In the part that opens with the line containing "Decompose this screenshot" and closes with the line containing "Point [1128, 66, 1148, 73]", change every "Point" to "Dot". Write out only those lines again, with everything else left the same.

-- Start Data shown --

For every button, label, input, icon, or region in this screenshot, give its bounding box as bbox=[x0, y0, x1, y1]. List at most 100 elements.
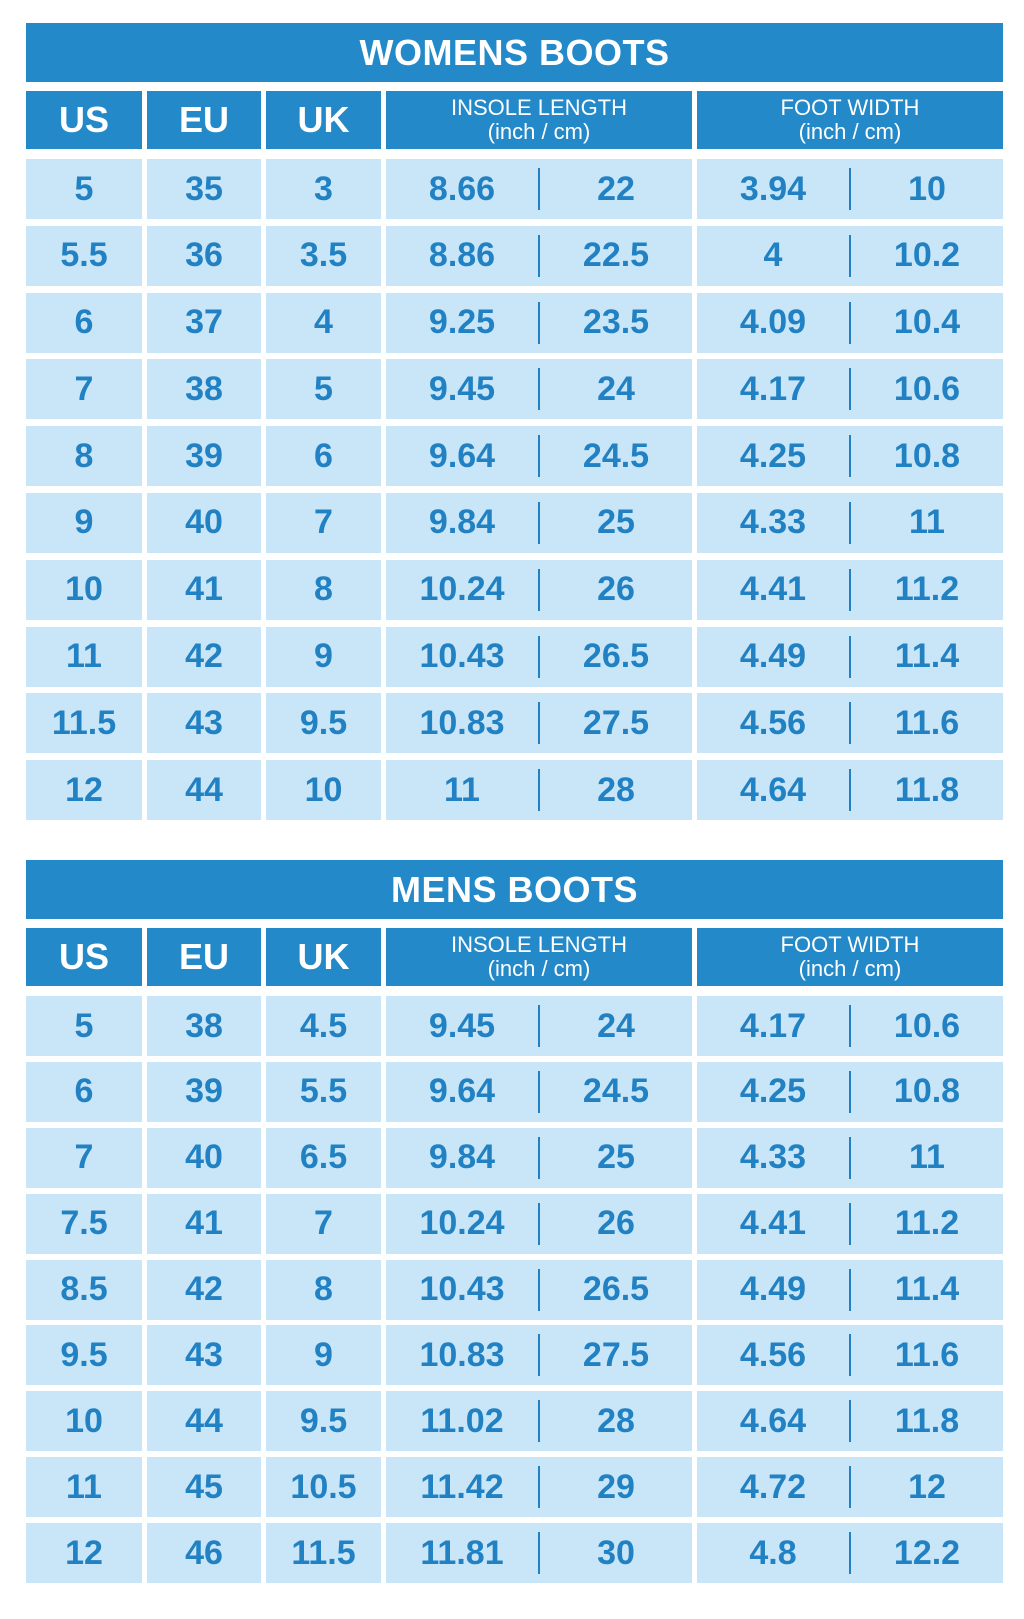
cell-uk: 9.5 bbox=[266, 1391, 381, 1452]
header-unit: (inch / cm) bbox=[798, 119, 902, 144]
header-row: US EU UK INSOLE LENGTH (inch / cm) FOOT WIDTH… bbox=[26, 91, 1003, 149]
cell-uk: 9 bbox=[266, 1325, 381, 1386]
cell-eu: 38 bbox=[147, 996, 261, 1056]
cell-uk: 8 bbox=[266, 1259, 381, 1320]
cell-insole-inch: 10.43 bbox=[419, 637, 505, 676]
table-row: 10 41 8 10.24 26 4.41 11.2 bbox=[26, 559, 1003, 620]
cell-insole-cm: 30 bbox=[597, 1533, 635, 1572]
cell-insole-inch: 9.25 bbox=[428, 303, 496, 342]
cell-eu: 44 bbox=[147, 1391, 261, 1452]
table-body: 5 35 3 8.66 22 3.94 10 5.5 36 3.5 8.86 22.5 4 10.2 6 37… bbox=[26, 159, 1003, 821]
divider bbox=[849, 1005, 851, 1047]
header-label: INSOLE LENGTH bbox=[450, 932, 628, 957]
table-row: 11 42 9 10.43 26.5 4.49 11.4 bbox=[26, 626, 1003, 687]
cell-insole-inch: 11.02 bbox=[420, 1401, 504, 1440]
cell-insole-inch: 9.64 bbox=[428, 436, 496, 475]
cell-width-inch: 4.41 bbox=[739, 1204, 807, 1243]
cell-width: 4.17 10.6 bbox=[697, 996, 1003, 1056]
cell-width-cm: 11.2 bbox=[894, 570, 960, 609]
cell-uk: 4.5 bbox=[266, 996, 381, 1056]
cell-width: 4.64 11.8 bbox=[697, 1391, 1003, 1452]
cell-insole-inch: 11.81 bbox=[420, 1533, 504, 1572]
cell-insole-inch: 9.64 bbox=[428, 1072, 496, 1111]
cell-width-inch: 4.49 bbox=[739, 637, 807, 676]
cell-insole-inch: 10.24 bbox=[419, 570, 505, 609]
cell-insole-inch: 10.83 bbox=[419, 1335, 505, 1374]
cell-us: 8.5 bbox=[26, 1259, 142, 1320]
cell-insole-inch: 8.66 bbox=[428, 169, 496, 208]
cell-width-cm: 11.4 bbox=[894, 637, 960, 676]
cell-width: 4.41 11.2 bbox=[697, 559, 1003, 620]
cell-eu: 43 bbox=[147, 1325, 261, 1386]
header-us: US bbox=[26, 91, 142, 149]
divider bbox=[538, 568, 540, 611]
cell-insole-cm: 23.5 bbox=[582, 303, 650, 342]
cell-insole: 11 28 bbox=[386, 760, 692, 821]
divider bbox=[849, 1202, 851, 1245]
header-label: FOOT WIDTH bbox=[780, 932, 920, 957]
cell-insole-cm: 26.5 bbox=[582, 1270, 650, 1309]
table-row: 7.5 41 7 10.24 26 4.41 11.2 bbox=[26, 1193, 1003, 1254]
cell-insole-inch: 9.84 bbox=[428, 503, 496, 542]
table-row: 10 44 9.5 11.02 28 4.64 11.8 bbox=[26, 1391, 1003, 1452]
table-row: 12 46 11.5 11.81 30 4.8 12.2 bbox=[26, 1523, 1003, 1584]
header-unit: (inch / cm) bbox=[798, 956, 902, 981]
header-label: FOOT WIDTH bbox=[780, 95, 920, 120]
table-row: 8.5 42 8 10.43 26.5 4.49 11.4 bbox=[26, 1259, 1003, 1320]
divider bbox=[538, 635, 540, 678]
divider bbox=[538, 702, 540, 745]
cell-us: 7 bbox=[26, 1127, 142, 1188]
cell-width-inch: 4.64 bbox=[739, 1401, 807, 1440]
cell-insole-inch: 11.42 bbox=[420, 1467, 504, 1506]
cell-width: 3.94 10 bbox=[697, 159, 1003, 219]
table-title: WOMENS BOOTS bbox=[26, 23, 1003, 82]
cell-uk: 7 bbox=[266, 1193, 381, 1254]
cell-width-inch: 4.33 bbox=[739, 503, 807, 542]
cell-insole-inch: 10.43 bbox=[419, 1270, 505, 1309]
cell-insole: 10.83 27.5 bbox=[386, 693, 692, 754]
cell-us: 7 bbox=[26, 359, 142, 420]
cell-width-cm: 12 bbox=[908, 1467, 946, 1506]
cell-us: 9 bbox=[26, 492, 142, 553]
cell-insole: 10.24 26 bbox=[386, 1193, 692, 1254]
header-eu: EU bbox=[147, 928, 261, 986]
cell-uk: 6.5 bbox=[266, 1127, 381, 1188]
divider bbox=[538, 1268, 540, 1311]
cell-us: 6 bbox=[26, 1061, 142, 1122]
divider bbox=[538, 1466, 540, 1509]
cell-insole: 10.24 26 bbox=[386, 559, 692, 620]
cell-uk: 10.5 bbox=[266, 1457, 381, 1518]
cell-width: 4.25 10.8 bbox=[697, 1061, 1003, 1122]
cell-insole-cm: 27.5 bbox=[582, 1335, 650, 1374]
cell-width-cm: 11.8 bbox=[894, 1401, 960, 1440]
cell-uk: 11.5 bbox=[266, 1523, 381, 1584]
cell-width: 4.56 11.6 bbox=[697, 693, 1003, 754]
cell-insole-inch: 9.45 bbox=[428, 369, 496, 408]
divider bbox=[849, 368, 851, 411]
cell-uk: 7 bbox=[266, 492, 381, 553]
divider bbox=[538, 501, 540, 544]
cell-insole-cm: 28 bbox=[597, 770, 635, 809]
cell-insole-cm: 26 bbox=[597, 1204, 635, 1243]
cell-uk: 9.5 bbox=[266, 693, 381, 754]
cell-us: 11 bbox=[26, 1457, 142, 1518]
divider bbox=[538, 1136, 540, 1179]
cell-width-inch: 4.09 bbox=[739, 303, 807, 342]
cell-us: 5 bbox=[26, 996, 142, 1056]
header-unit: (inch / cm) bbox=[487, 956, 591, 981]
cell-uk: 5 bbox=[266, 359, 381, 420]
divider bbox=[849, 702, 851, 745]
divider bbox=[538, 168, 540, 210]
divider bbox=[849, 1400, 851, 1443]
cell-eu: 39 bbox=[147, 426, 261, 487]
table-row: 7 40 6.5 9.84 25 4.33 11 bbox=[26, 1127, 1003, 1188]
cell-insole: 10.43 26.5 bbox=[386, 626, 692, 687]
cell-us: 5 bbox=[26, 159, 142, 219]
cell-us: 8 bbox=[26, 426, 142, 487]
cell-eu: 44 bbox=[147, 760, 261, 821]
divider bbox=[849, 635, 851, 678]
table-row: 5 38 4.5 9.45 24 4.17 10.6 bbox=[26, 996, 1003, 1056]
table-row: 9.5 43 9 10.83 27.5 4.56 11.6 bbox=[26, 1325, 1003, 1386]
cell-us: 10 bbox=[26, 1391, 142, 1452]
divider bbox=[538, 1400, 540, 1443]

-- End Data shown --
-- Start Data shown --

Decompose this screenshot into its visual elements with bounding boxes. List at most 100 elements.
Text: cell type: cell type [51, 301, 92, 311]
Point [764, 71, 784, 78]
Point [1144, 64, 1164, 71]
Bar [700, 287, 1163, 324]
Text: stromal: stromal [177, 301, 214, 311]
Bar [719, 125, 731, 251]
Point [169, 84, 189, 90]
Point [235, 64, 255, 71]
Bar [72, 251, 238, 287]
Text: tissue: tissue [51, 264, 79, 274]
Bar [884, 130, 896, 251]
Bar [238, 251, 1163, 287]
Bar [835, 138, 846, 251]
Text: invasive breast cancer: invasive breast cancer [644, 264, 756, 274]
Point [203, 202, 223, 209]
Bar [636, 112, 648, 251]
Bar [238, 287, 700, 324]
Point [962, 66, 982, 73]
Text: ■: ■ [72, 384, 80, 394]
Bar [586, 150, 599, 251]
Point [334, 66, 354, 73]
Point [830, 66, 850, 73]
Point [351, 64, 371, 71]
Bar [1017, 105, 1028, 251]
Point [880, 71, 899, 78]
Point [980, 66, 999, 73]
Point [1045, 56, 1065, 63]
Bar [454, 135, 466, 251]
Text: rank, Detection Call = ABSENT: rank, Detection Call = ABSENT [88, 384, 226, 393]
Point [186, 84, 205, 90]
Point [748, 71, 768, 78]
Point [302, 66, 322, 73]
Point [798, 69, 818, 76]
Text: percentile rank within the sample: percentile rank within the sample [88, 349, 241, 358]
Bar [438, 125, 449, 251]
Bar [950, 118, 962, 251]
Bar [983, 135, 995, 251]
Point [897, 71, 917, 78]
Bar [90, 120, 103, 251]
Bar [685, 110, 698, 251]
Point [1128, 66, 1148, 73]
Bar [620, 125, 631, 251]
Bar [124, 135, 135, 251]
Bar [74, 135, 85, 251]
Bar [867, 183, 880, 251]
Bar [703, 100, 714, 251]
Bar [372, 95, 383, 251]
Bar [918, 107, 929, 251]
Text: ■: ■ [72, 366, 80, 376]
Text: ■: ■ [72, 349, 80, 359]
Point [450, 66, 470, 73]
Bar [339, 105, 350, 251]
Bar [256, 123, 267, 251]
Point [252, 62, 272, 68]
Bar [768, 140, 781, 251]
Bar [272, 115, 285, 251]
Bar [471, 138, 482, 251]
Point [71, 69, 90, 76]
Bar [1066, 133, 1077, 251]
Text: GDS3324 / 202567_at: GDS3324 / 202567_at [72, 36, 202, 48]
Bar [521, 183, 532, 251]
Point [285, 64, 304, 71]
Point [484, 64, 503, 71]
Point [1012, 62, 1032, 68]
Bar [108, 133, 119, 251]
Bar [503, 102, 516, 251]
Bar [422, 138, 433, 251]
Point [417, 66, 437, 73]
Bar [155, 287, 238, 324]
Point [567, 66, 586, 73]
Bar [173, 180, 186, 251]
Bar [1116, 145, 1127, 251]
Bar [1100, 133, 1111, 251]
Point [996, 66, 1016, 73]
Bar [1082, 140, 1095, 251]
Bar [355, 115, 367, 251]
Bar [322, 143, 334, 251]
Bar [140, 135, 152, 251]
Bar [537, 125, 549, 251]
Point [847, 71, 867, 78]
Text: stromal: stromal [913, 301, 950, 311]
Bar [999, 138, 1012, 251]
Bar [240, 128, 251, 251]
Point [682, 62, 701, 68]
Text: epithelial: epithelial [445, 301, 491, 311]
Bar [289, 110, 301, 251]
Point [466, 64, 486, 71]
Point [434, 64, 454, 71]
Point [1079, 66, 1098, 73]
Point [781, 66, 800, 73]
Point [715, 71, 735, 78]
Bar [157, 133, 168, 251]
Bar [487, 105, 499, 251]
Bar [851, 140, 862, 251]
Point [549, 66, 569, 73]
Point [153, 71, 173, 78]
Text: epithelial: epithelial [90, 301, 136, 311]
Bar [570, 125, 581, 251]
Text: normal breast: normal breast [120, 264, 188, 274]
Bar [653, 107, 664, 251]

-- End Data shown --

Answer in full>
Decompose this screenshot into its visual elements with bounding boxes. List at most 100 elements.
Text: cell type: cell type [51, 301, 92, 311]
Dot [764, 71, 784, 78]
Dot [1144, 64, 1164, 71]
Bar [700, 287, 1163, 324]
Text: stromal: stromal [177, 301, 214, 311]
Bar [719, 125, 731, 251]
Dot [169, 84, 189, 90]
Dot [235, 64, 255, 71]
Bar [72, 251, 238, 287]
Text: tissue: tissue [51, 264, 79, 274]
Bar [884, 130, 896, 251]
Bar [238, 251, 1163, 287]
Bar [835, 138, 846, 251]
Text: invasive breast cancer: invasive breast cancer [644, 264, 756, 274]
Dot [203, 202, 223, 209]
Bar [636, 112, 648, 251]
Bar [238, 287, 700, 324]
Dot [962, 66, 982, 73]
Text: ■: ■ [72, 384, 80, 394]
Bar [586, 150, 599, 251]
Dot [334, 66, 354, 73]
Dot [830, 66, 850, 73]
Dot [351, 64, 371, 71]
Bar [1017, 105, 1028, 251]
Dot [880, 71, 899, 78]
Dot [980, 66, 999, 73]
Dot [1045, 56, 1065, 63]
Bar [454, 135, 466, 251]
Text: rank, Detection Call = ABSENT: rank, Detection Call = ABSENT [88, 384, 226, 393]
Dot [186, 84, 205, 90]
Dot [748, 71, 768, 78]
Dot [302, 66, 322, 73]
Dot [798, 69, 818, 76]
Text: percentile rank within the sample: percentile rank within the sample [88, 349, 241, 358]
Bar [438, 125, 449, 251]
Bar [950, 118, 962, 251]
Bar [983, 135, 995, 251]
Dot [897, 71, 917, 78]
Bar [90, 120, 103, 251]
Bar [685, 110, 698, 251]
Dot [1128, 66, 1148, 73]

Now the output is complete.